* Begin Record set *

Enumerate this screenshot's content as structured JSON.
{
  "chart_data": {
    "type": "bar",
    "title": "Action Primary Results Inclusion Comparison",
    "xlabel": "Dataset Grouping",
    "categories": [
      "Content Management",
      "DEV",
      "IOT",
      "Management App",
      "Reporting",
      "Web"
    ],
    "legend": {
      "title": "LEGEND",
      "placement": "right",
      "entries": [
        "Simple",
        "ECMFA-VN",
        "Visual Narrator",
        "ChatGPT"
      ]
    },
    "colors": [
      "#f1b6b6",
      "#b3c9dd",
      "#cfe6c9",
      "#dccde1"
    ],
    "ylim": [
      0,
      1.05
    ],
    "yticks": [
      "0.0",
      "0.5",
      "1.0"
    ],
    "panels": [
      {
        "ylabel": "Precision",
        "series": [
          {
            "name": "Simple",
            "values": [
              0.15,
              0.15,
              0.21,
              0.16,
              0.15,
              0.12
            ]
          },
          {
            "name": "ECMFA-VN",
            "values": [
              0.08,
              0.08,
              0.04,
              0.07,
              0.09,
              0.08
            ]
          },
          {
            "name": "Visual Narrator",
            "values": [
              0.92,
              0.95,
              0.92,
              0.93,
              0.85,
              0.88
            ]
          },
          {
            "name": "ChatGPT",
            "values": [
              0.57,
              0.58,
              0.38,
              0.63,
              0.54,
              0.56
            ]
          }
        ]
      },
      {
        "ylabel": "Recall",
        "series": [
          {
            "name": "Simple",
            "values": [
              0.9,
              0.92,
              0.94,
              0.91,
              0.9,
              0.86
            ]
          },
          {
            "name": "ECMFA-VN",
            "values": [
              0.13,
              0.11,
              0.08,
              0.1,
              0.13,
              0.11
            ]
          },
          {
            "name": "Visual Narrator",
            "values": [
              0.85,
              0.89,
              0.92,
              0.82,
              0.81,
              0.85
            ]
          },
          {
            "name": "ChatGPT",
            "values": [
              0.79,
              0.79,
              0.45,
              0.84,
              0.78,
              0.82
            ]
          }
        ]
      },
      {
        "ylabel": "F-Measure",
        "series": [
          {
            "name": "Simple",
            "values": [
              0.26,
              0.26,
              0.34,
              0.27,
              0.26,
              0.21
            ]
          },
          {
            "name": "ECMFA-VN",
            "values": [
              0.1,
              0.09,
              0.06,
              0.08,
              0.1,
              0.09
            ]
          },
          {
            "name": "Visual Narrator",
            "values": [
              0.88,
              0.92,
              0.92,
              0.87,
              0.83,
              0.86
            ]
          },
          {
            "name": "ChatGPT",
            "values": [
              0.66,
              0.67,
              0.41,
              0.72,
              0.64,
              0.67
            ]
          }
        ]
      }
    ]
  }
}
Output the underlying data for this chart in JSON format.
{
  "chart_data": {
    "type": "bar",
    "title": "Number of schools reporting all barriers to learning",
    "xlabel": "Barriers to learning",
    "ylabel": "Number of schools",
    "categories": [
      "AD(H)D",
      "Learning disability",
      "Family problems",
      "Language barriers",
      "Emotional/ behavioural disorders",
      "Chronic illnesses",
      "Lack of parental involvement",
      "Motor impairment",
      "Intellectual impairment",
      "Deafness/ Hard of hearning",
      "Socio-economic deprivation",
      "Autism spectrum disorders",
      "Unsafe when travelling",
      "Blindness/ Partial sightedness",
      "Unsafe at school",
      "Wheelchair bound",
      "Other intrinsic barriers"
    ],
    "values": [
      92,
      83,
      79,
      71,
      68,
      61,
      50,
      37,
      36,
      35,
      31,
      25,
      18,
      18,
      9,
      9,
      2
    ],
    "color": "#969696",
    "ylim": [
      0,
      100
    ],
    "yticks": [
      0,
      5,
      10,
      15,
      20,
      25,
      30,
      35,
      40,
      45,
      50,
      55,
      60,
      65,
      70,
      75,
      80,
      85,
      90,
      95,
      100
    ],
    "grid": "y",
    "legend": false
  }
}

* End Record set *

→ Stated problem
Find every line in the records above that holds the word "JSON", and copy each one.

→ Problem solution
Enumerate this screenshot's content as structured JSON.
Output the underlying data for this chart in JSON format.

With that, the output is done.